(Data listing)

>> Start

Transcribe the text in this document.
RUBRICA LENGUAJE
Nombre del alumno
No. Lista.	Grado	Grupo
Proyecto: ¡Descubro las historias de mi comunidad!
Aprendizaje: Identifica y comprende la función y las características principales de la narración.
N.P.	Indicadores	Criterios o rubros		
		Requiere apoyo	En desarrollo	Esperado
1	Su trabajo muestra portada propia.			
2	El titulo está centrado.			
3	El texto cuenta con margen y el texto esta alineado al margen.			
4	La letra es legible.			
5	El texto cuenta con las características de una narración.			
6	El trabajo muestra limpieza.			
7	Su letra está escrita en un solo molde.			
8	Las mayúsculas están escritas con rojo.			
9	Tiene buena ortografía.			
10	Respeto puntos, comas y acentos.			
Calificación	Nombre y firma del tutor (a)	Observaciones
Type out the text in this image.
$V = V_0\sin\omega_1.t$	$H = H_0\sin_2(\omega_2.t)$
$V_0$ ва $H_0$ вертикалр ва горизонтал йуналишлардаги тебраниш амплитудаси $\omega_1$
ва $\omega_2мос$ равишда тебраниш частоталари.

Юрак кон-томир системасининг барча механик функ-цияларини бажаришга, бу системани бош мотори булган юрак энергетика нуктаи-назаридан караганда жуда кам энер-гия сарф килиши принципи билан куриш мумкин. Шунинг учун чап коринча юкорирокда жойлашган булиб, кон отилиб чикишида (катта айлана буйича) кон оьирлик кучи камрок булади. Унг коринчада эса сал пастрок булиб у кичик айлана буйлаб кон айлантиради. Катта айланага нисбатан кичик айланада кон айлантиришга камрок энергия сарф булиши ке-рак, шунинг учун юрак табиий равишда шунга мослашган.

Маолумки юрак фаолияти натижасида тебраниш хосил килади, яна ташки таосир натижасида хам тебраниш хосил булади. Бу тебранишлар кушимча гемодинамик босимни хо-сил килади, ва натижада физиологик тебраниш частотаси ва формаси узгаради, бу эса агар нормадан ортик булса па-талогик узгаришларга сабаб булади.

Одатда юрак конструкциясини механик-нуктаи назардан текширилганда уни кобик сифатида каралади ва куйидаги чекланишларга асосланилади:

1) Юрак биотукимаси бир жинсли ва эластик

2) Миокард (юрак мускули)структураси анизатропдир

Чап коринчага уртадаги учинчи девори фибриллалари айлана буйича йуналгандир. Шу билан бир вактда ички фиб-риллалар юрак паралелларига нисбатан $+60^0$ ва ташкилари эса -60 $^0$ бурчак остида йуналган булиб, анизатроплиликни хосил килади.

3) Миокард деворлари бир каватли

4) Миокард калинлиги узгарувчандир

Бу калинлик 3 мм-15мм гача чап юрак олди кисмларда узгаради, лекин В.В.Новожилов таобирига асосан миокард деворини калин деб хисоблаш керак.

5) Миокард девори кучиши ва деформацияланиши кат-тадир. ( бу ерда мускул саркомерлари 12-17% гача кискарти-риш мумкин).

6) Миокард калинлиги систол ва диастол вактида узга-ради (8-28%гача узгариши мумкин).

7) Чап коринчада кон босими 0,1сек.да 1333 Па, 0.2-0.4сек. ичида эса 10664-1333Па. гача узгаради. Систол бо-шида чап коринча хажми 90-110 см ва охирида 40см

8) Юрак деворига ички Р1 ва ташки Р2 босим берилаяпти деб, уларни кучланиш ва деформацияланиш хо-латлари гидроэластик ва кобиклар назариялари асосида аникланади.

>> End
>> Start

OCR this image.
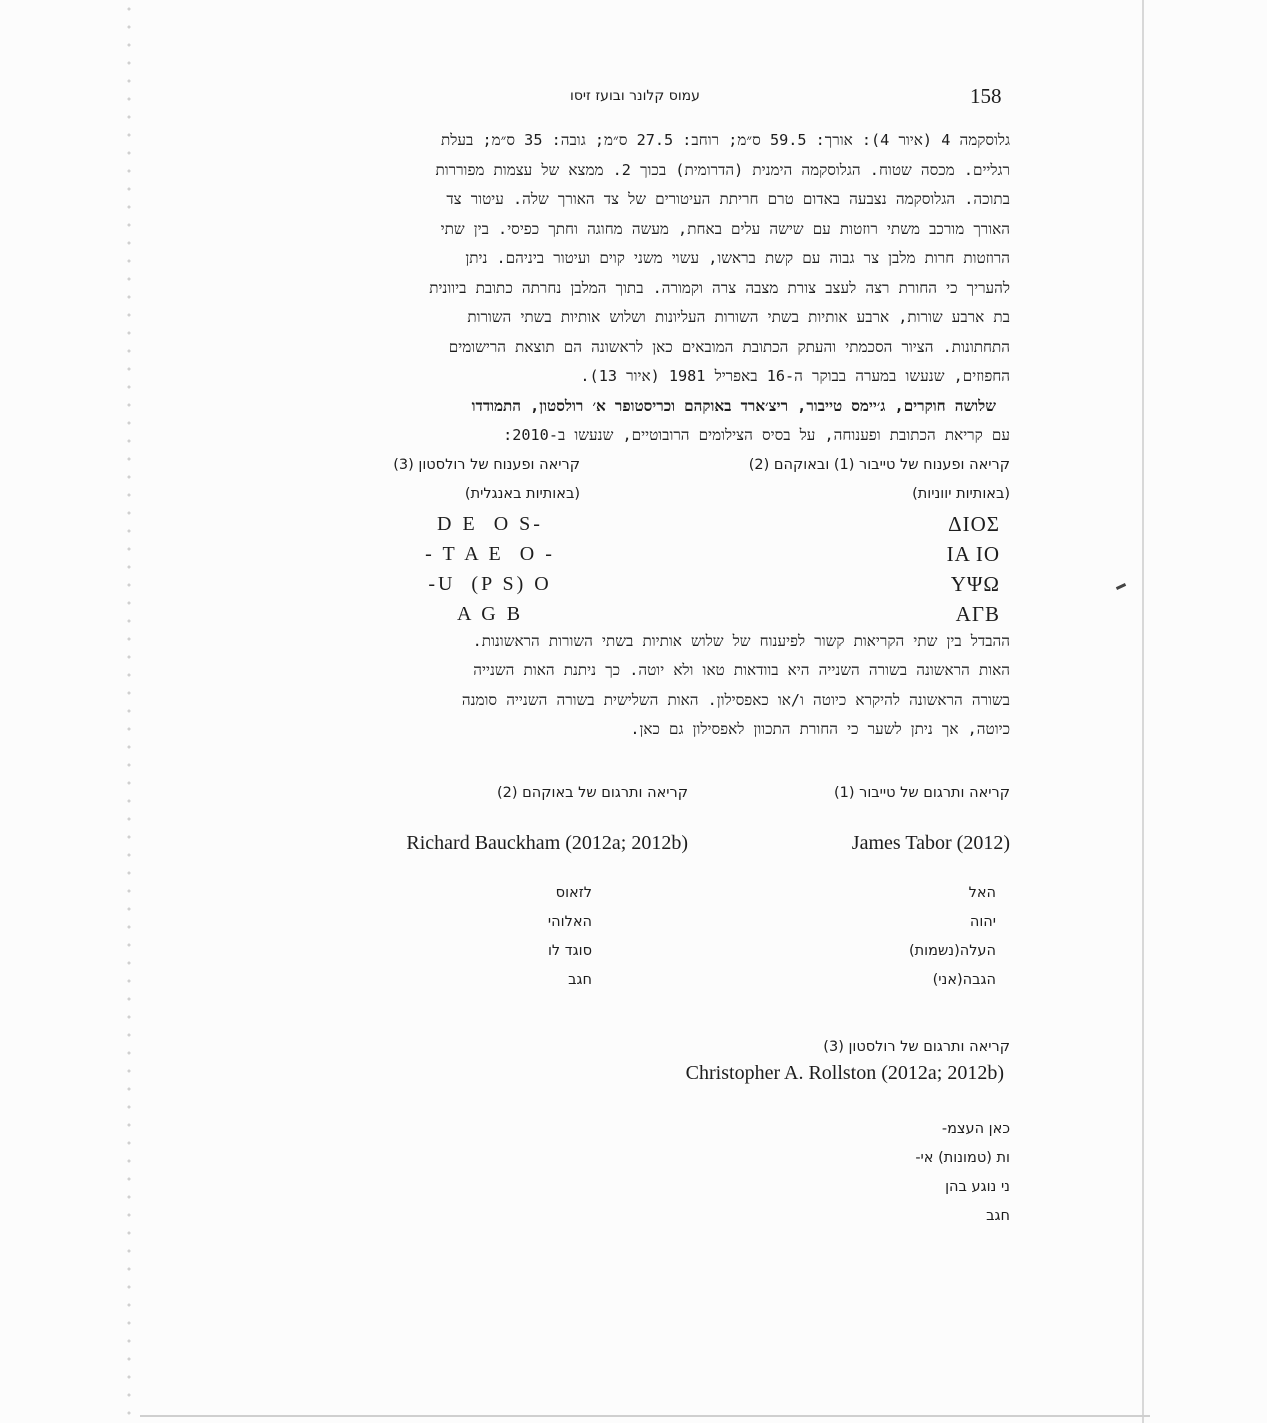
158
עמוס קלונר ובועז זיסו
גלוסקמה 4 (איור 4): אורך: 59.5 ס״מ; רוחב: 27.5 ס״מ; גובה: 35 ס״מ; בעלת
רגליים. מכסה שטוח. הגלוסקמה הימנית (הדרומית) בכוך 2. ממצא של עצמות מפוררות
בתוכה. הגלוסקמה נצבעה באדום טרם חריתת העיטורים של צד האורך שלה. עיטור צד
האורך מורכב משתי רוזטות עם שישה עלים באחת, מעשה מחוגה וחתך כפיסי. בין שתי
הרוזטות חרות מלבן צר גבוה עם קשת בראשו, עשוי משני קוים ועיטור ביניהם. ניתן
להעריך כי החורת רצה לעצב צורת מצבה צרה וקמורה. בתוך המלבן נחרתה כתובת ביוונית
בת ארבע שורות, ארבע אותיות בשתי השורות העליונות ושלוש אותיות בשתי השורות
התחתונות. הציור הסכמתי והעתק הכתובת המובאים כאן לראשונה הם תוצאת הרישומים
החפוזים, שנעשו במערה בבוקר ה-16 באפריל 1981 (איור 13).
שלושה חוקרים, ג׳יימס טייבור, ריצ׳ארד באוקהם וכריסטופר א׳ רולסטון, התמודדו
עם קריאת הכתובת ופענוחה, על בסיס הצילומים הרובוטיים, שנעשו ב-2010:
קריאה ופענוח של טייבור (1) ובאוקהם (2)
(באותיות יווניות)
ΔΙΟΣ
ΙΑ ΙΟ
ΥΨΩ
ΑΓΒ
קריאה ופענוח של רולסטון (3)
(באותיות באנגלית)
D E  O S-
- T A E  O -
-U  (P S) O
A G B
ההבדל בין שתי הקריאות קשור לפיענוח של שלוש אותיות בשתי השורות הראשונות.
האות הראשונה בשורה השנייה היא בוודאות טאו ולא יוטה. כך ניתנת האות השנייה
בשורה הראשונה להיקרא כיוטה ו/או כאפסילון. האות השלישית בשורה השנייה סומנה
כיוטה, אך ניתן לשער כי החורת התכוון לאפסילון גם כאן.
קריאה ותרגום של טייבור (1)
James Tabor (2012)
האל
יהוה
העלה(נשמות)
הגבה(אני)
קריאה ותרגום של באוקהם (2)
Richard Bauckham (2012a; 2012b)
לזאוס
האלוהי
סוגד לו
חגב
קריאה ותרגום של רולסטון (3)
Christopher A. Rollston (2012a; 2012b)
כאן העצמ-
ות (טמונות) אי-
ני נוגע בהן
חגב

>> End
>> Start

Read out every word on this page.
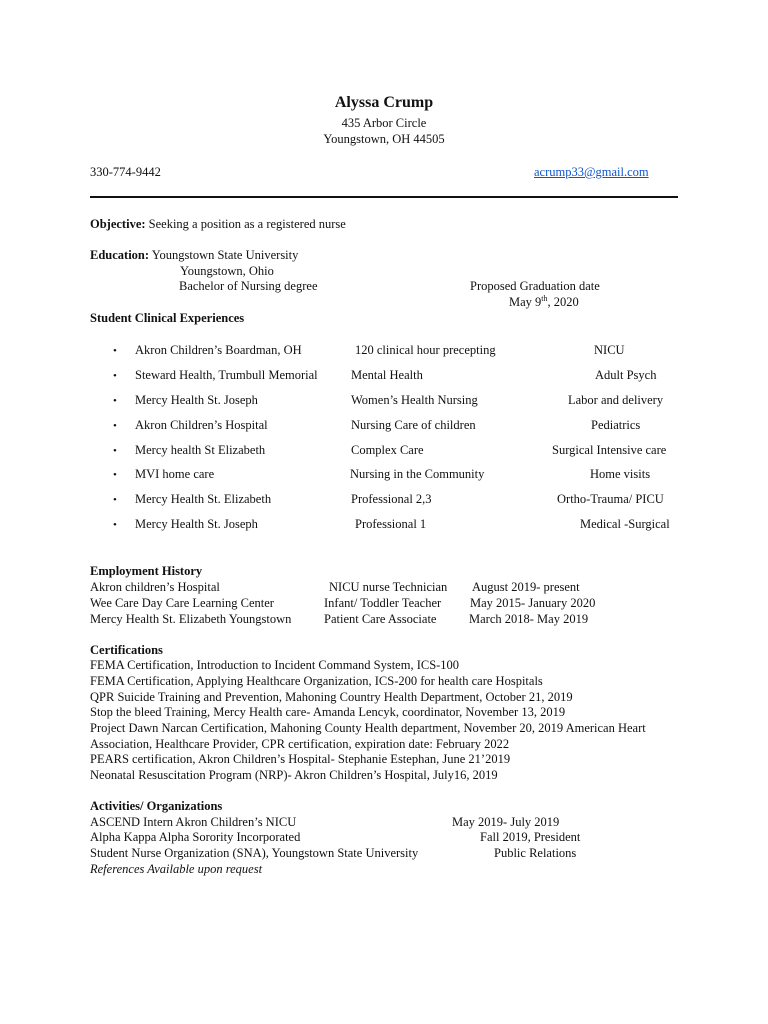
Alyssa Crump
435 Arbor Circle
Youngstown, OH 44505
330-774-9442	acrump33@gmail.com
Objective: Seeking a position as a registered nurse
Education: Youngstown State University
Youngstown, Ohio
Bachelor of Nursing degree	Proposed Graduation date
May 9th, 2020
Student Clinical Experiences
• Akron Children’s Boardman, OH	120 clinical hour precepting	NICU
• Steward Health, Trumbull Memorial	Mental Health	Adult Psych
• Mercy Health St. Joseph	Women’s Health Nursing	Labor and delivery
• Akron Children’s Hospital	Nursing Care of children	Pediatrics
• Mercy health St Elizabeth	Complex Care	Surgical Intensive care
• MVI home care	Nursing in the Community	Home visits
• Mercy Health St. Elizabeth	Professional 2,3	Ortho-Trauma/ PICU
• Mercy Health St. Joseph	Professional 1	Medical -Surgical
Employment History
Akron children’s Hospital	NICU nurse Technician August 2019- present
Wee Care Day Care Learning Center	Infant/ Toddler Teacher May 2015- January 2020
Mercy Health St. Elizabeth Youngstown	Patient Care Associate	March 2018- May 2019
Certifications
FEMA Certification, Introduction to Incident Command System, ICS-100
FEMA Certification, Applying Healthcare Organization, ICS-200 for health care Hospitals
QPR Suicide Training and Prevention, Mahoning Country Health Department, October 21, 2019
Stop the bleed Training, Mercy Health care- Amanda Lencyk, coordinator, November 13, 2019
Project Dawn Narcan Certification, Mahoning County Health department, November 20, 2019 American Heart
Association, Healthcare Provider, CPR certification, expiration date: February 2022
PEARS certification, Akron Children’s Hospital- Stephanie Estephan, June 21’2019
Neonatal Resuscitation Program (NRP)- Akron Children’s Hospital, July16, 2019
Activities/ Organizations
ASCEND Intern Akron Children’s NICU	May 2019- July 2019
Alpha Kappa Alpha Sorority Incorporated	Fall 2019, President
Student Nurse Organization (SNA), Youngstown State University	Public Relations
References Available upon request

>> End

● **Set problem**:
Count the lines above in which the word "нисбатан" appears, then state only that count.

● **Task solution**:
2